● **ZITIERTER TEXTAUSZUG**:
⟨
Nach dem Erwerb der Marken- und Patentrechte von Amiga und Commodore versucht Escom die bereits verstorbenen Marken wieder zu beleben. Die Szene der Grafik-Animierer hofft auf die Auferstehung ihrer - einstmaligen und teilweise noch immer - Lieblingsmaschine.


Als Commodore International im April 1993 Konkurs anmeldete, da tränte so manches Auge eines Computerfreundes. Die Zeiten des 64ers schienen ebenso vorbei, wie die des Amiga. Die einen waren traurig, weil der Erzeuger des ersten Computers ihrer Jugendzeit dahingeschieden war, die anderen, weil die wahrscheinlich beste Grafikmaschine auf dem Markt spurlos zu verschwinden drohte. Dabei war Commodore seit vielen Jahren eine Legende, wahrscheinlich außer IBM die einzige, die es in der Computerwelt je gegeben hat. Nein - Apple war nie eine Legende, ein Wunder vielleicht, aber kein Stoff, aus dem Sagen gewebt werden.
⟩
● **AUFGABENSTELLUNG 1**:
Beantworten Sie anhand des Textauszugs:
(a) Welche Rechte hat Escom erworben?
(b) In welchem Monat und Jahr meldete Commodore International Konkurs an?
(c) Welches Unternehmen nennt der Textauszug neben Commodore als wahrscheinlich einzige Legende der Computerwelt?
● **AUFGABENSTELLUNG 2**: Geben Sie den Textauszug wörtlich wieder: Beginnen Sie bei den Worten „Als Commodore International“, und hören Sie nach den Worten „Sagen gewebt werden.“ auf.
Stützen Sie sich ausschließlich auf den Textauszug, nicht auf die Auflistung.

● **GESAMMELTE DATEN**:
⟨
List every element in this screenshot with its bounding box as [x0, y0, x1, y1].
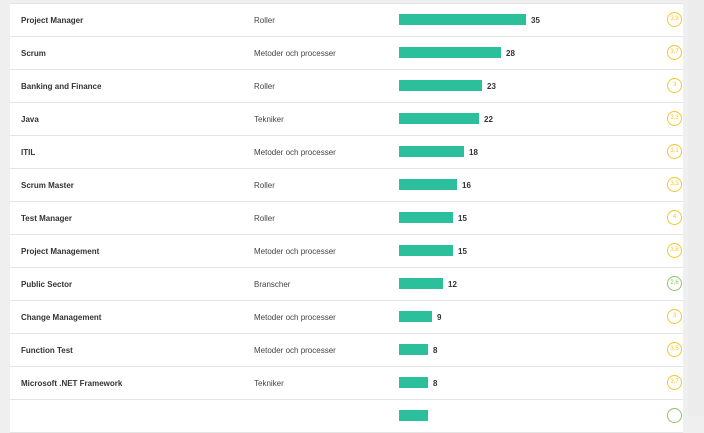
⟩
● **MUSTERLÖSUNG 1**:
(a) Die Marken- und Patentrechte von Amiga und Commodore.
(b) Im April 1993.
(c) IBM.

● **MUSTERLÖSUNG 2**:
Als Commodore International im April 1993 Konkurs anmeldete, da tränte so manches Auge eines Computerfreundes. Die Zeiten des 64ers schienen ebenso vorbei, wie die des Amiga. Die einen waren traurig, weil der Erzeuger des ersten Computers ihrer Jugendzeit dahingeschieden war, die anderen, weil die wahrscheinlich beste Grafikmaschine auf dem Markt spurlos zu verschwinden drohte. Dabei war Commodore seit vielen Jahren eine Legende, wahrscheinlich außer IBM die einzige, die es in der Computerwelt je gegeben hat. Nein - Apple war nie eine Legende, ein Wunder vielleicht, aber kein Stoff, aus dem Sagen gewebt werden.